### SUPPLIED MATERIAL ###
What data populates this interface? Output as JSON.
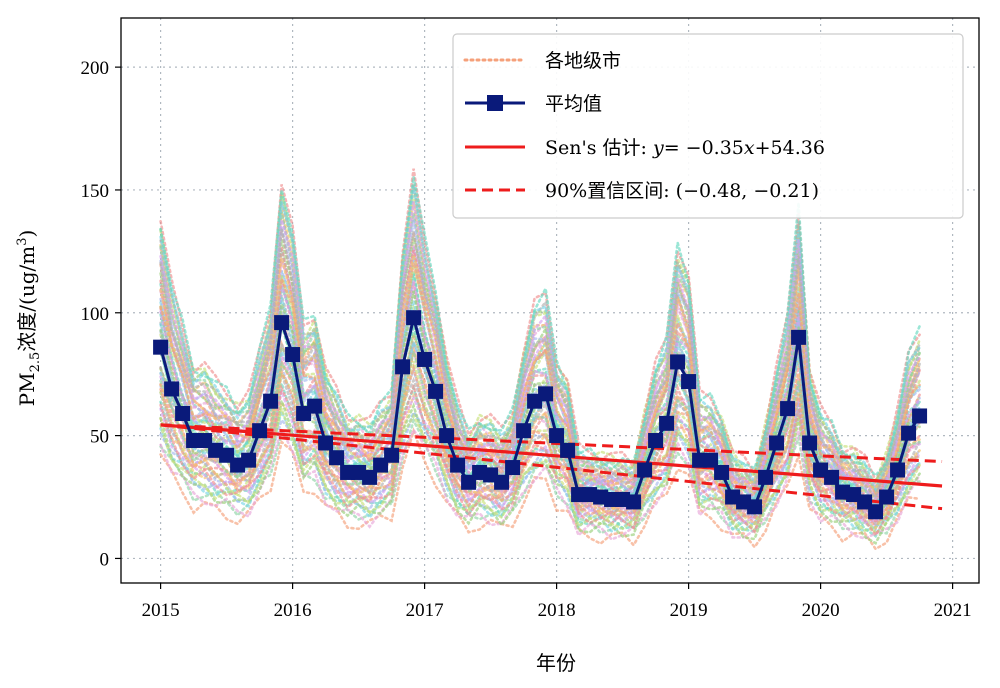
{
  "chart_data": {
    "type": "line",
    "xlabel": "年份",
    "ylabel_main": "PM",
    "ylabel_sub": "2.5",
    "ylabel_rest": "浓度/(ug/m",
    "ylabel_sup": "3",
    "ylabel_close": ")",
    "xlim": [
      2014.7,
      2021.2
    ],
    "ylim": [
      -10,
      220
    ],
    "xticks": [
      2015,
      2016,
      2017,
      2018,
      2019,
      2020,
      2021
    ],
    "yticks": [
      0,
      50,
      100,
      150,
      200
    ],
    "grid": true,
    "legend_position": "top-right",
    "legend": [
      {
        "label": "各地级市",
        "style": "dotted",
        "color": "#f5a07a"
      },
      {
        "label": "平均值",
        "style": "line-square",
        "color": "#0a1a7a"
      },
      {
        "label_prefix": "Sen's 估计: ",
        "label_var": "y",
        "label_eq": "= −0.35",
        "label_x": "x",
        "label_tail": "+54.36",
        "style": "solid",
        "color": "#ee1c1c"
      },
      {
        "label": "90%置信区间: (−0.48, −0.21)",
        "style": "dashed",
        "color": "#ee1c1c"
      }
    ],
    "series": [
      {
        "name": "平均值",
        "x_start": 2015.0,
        "x_step": 0.08333,
        "values": [
          86,
          69,
          59,
          48,
          48,
          44,
          42,
          38,
          40,
          52,
          64,
          96,
          83,
          59,
          62,
          47,
          41,
          35,
          35,
          33,
          38,
          42,
          78,
          98,
          81,
          68,
          50,
          38,
          31,
          35,
          34,
          31,
          37,
          52,
          64,
          67,
          50,
          44,
          26,
          26,
          25,
          24,
          24,
          23,
          36,
          48,
          55,
          80,
          72,
          40,
          40,
          35,
          25,
          23,
          21,
          33,
          47,
          61,
          90,
          47,
          36,
          33,
          27,
          26,
          23,
          19,
          25,
          36,
          51,
          58
        ]
      }
    ],
    "trend": {
      "slope": -0.35,
      "intercept": 54.36,
      "ci_low": -0.48,
      "ci_high": -0.21,
      "x_start": 2015.0,
      "x_end": 2020.92
    },
    "color_palette": [
      "#f5a07a",
      "#8fd4a6",
      "#a6b8ee",
      "#e8a6d8",
      "#c8e07a",
      "#f5c36b",
      "#7ad6e8",
      "#d5a0f0",
      "#9ad07a",
      "#f08f8f",
      "#b0b0b0",
      "#66d9c0"
    ]
  }
}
###
> **WORK TO BE COMPLETED**
Without the images, write out each line of the data verbatim.

> **EXERCISE SOLUTION**
What data populates this interface? Output as JSON.
{
  "chart_data": {
    "type": "line",
    "xlabel": "年份",
    "ylabel_main": "PM",
    "ylabel_sub": "2.5",
    "ylabel_rest": "浓度/(ug/m",
    "ylabel_sup": "3",
    "ylabel_close": ")",
    "xlim": [
      2014.7,
      2021.2
    ],
    "ylim": [
      -10,
      220
    ],
    "xticks": [
      2015,
      2016,
      2017,
      2018,
      2019,
      2020,
      2021
    ],
    "yticks": [
      0,
      50,
      100,
      150,
      200
    ],
    "grid": true,
    "legend_position": "top-right",
    "legend": [
      {
        "label": "各地级市",
        "style": "dotted",
        "color": "#f5a07a"
      },
      {
        "label": "平均值",
        "style": "line-square",
        "color": "#0a1a7a"
      },
      {
        "label_prefix": "Sen's 估计: ",
        "label_var": "y",
        "label_eq": "= −0.35",
        "label_x": "x",
        "label_tail": "+54.36",
        "style": "solid",
        "color": "#ee1c1c"
      },
      {
        "label": "90%置信区间: (−0.48, −0.21)",
        "style": "dashed",
        "color": "#ee1c1c"
      }
    ],
    "series": [
      {
        "name": "平均值",
        "x_start": 2015.0,
        "x_step": 0.08333,
        "values": [
          86,
          69,
          59,
          48,
          48,
          44,
          42,
          38,
          40,
          52,
          64,
          96,
          83,
          59,
          62,
          47,
          41,
          35,
          35,
          33,
          38,
          42,
          78,
          98,
          81,
          68,
          50,
          38,
          31,
          35,
          34,
          31,
          37,
          52,
          64,
          67,
          50,
          44,
          26,
          26,
          25,
          24,
          24,
          23,
          36,
          48,
          55,
          80,
          72,
          40,
          40,
          35,
          25,
          23,
          21,
          33,
          47,
          61,
          90,
          47,
          36,
          33,
          27,
          26,
          23,
          19,
          25,
          36,
          51,
          58
        ]
      }
    ],
    "trend": {
      "slope": -0.35,
      "intercept": 54.36,
      "ci_low": -0.48,
      "ci_high": -0.21,
      "x_start": 2015.0,
      "x_end": 2020.92
    },
    "color_palette": [
      "#f5a07a",
      "#8fd4a6",
      "#a6b8ee",
      "#e8a6d8",
      "#c8e07a",
      "#f5c36b",
      "#7ad6e8",
      "#d5a0f0",
      "#9ad07a",
      "#f08f8f",
      "#b0b0b0",
      "#66d9c0"
    ]
  }
}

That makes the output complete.